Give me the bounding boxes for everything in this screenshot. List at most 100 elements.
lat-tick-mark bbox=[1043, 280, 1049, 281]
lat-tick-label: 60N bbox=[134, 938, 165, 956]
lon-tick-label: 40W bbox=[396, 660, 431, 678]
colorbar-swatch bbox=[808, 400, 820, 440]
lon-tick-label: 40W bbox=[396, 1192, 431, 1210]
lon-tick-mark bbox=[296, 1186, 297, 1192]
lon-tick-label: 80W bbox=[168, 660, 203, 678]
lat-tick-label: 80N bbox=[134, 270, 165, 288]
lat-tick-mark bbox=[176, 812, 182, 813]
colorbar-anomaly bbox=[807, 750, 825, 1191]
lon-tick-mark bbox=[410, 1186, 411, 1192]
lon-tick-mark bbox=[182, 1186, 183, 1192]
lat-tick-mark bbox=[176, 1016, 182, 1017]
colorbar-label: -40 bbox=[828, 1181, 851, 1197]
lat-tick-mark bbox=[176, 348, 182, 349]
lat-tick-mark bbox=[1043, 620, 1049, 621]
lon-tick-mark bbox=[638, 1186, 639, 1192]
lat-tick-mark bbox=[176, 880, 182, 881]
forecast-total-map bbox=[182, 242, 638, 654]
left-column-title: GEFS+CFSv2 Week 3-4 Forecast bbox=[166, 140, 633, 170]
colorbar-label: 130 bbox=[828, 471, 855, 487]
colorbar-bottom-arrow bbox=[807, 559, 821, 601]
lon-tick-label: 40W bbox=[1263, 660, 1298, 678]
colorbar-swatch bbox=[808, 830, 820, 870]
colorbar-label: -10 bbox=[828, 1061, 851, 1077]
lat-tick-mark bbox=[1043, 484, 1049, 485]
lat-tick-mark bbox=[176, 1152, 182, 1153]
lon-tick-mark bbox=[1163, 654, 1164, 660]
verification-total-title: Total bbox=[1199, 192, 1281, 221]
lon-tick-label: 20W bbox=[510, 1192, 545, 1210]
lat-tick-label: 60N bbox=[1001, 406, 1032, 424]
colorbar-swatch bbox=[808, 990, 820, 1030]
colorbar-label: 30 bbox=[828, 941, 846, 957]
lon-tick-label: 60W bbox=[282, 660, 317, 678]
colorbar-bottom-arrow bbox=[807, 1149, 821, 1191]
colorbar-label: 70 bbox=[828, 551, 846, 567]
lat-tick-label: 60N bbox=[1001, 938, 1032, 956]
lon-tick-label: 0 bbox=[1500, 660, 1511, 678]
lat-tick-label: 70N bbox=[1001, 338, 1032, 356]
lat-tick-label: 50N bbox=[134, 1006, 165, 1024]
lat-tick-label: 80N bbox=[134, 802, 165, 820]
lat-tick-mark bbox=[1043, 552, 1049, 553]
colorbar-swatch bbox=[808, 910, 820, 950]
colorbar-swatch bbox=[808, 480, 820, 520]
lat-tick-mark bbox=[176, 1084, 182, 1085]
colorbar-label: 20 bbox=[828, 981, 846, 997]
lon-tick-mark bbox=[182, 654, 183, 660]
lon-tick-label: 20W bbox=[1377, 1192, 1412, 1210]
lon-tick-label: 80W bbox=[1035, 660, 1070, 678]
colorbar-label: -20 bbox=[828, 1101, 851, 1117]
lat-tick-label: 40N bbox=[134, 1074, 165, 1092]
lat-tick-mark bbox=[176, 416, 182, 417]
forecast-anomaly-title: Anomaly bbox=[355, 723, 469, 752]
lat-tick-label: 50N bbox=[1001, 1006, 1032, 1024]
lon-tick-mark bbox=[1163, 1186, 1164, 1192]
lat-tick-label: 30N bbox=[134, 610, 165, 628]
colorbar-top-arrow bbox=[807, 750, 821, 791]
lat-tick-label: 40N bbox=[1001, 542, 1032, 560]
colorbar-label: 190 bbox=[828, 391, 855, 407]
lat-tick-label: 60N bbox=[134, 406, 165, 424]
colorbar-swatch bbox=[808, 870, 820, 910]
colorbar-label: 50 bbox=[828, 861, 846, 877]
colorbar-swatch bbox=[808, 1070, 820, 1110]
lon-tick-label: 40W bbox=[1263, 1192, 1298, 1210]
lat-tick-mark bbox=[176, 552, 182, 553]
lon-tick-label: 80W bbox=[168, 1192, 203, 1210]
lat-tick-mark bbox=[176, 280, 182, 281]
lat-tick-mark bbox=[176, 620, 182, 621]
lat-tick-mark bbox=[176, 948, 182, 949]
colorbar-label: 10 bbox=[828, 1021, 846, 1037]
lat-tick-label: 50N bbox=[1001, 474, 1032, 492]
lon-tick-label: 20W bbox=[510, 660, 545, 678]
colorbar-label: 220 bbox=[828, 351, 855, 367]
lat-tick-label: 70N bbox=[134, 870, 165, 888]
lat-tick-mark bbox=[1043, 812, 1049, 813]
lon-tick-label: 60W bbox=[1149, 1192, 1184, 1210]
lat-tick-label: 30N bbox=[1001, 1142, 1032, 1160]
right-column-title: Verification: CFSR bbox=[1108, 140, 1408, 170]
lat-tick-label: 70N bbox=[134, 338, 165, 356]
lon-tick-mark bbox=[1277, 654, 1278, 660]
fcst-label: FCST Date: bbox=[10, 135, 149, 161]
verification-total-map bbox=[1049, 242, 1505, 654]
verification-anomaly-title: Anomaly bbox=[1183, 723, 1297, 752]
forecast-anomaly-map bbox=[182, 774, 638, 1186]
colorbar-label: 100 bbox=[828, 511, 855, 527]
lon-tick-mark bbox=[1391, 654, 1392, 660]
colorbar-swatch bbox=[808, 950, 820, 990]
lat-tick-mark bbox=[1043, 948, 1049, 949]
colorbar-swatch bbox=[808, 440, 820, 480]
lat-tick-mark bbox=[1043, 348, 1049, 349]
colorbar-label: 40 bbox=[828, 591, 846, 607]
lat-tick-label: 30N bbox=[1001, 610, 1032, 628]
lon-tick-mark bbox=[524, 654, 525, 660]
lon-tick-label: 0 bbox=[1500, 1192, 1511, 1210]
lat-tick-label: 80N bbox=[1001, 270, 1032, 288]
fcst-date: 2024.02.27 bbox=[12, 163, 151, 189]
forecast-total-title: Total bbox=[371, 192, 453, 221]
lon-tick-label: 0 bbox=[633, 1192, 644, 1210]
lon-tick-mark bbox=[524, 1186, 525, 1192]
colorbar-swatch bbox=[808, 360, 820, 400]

————————

### Directive
Rewrite every item above, changing each instance of "colorbar-swatch" to "legend-swatch" and keeping all other text identical.

### Completed exercise
Give me the bounding boxes for everything in this screenshot. List at most 100 elements.
lat-tick-mark bbox=[1043, 280, 1049, 281]
lat-tick-label: 60N bbox=[134, 938, 165, 956]
lon-tick-label: 40W bbox=[396, 660, 431, 678]
legend-swatch bbox=[808, 400, 820, 440]
lon-tick-label: 40W bbox=[396, 1192, 431, 1210]
lon-tick-mark bbox=[296, 1186, 297, 1192]
lon-tick-label: 80W bbox=[168, 660, 203, 678]
lat-tick-label: 80N bbox=[134, 270, 165, 288]
lat-tick-mark bbox=[176, 812, 182, 813]
colorbar-anomaly bbox=[807, 750, 825, 1191]
lon-tick-mark bbox=[410, 1186, 411, 1192]
lon-tick-mark bbox=[182, 1186, 183, 1192]
lat-tick-mark bbox=[176, 1016, 182, 1017]
colorbar-label: -40 bbox=[828, 1181, 851, 1197]
lat-tick-mark bbox=[176, 348, 182, 349]
lat-tick-mark bbox=[1043, 620, 1049, 621]
lon-tick-mark bbox=[638, 1186, 639, 1192]
lat-tick-mark bbox=[176, 880, 182, 881]
forecast-total-map bbox=[182, 242, 638, 654]
left-column-title: GEFS+CFSv2 Week 3-4 Forecast bbox=[166, 140, 633, 170]
colorbar-label: 130 bbox=[828, 471, 855, 487]
colorbar-bottom-arrow bbox=[807, 559, 821, 601]
lon-tick-label: 40W bbox=[1263, 660, 1298, 678]
legend-swatch bbox=[808, 830, 820, 870]
colorbar-label: -10 bbox=[828, 1061, 851, 1077]
lat-tick-mark bbox=[1043, 484, 1049, 485]
lat-tick-mark bbox=[176, 1152, 182, 1153]
lon-tick-mark bbox=[1163, 654, 1164, 660]
verification-total-title: Total bbox=[1199, 192, 1281, 221]
lon-tick-label: 20W bbox=[510, 1192, 545, 1210]
lat-tick-label: 60N bbox=[1001, 406, 1032, 424]
legend-swatch bbox=[808, 990, 820, 1030]
colorbar-label: 30 bbox=[828, 941, 846, 957]
lon-tick-label: 60W bbox=[282, 660, 317, 678]
colorbar-bottom-arrow bbox=[807, 1149, 821, 1191]
colorbar-label: 70 bbox=[828, 551, 846, 567]
lat-tick-label: 60N bbox=[1001, 938, 1032, 956]
lon-tick-label: 0 bbox=[1500, 660, 1511, 678]
lat-tick-label: 70N bbox=[1001, 338, 1032, 356]
lat-tick-label: 50N bbox=[134, 1006, 165, 1024]
lat-tick-label: 80N bbox=[134, 802, 165, 820]
lat-tick-mark bbox=[1043, 552, 1049, 553]
legend-swatch bbox=[808, 910, 820, 950]
legend-swatch bbox=[808, 480, 820, 520]
lat-tick-mark bbox=[176, 1084, 182, 1085]
colorbar-label: 20 bbox=[828, 981, 846, 997]
lon-tick-mark bbox=[182, 654, 183, 660]
lon-tick-label: 20W bbox=[1377, 1192, 1412, 1210]
lon-tick-label: 80W bbox=[1035, 660, 1070, 678]
colorbar-label: -20 bbox=[828, 1101, 851, 1117]
lat-tick-label: 40N bbox=[134, 1074, 165, 1092]
lat-tick-mark bbox=[176, 416, 182, 417]
forecast-anomaly-title: Anomaly bbox=[355, 723, 469, 752]
lat-tick-label: 50N bbox=[1001, 1006, 1032, 1024]
lon-tick-mark bbox=[1163, 1186, 1164, 1192]
lat-tick-label: 30N bbox=[134, 610, 165, 628]
colorbar-top-arrow bbox=[807, 750, 821, 791]
lat-tick-label: 40N bbox=[1001, 542, 1032, 560]
colorbar-label: 190 bbox=[828, 391, 855, 407]
lat-tick-label: 60N bbox=[134, 406, 165, 424]
legend-swatch bbox=[808, 870, 820, 910]
colorbar-label: 50 bbox=[828, 861, 846, 877]
legend-swatch bbox=[808, 1070, 820, 1110]
lon-tick-label: 40W bbox=[1263, 1192, 1298, 1210]
lat-tick-mark bbox=[176, 552, 182, 553]
lon-tick-label: 80W bbox=[168, 1192, 203, 1210]
lat-tick-mark bbox=[176, 280, 182, 281]
lat-tick-mark bbox=[176, 620, 182, 621]
lat-tick-mark bbox=[176, 948, 182, 949]
colorbar-label: 10 bbox=[828, 1021, 846, 1037]
lat-tick-label: 50N bbox=[1001, 474, 1032, 492]
lon-tick-label: 20W bbox=[510, 660, 545, 678]
colorbar-label: 220 bbox=[828, 351, 855, 367]
lat-tick-label: 70N bbox=[134, 870, 165, 888]
lat-tick-mark bbox=[1043, 812, 1049, 813]
lon-tick-label: 60W bbox=[1149, 1192, 1184, 1210]
lat-tick-label: 30N bbox=[1001, 1142, 1032, 1160]
right-column-title: Verification: CFSR bbox=[1108, 140, 1408, 170]
lat-tick-label: 70N bbox=[134, 338, 165, 356]
lon-tick-mark bbox=[1277, 654, 1278, 660]
fcst-label: FCST Date: bbox=[10, 135, 149, 161]
verification-total-map bbox=[1049, 242, 1505, 654]
verification-anomaly-title: Anomaly bbox=[1183, 723, 1297, 752]
forecast-anomaly-map bbox=[182, 774, 638, 1186]
colorbar-label: 100 bbox=[828, 511, 855, 527]
lon-tick-mark bbox=[1391, 654, 1392, 660]
legend-swatch bbox=[808, 950, 820, 990]
lat-tick-mark bbox=[1043, 948, 1049, 949]
legend-swatch bbox=[808, 440, 820, 480]
lat-tick-mark bbox=[1043, 348, 1049, 349]
colorbar-label: 40 bbox=[828, 591, 846, 607]
lat-tick-label: 30N bbox=[1001, 610, 1032, 628]
lon-tick-mark bbox=[524, 654, 525, 660]
lon-tick-label: 0 bbox=[1500, 1192, 1511, 1210]
lat-tick-label: 80N bbox=[1001, 270, 1032, 288]
fcst-date: 2024.02.27 bbox=[12, 163, 151, 189]
forecast-total-title: Total bbox=[371, 192, 453, 221]
lon-tick-label: 0 bbox=[633, 1192, 644, 1210]
lon-tick-mark bbox=[524, 1186, 525, 1192]
legend-swatch bbox=[808, 360, 820, 400]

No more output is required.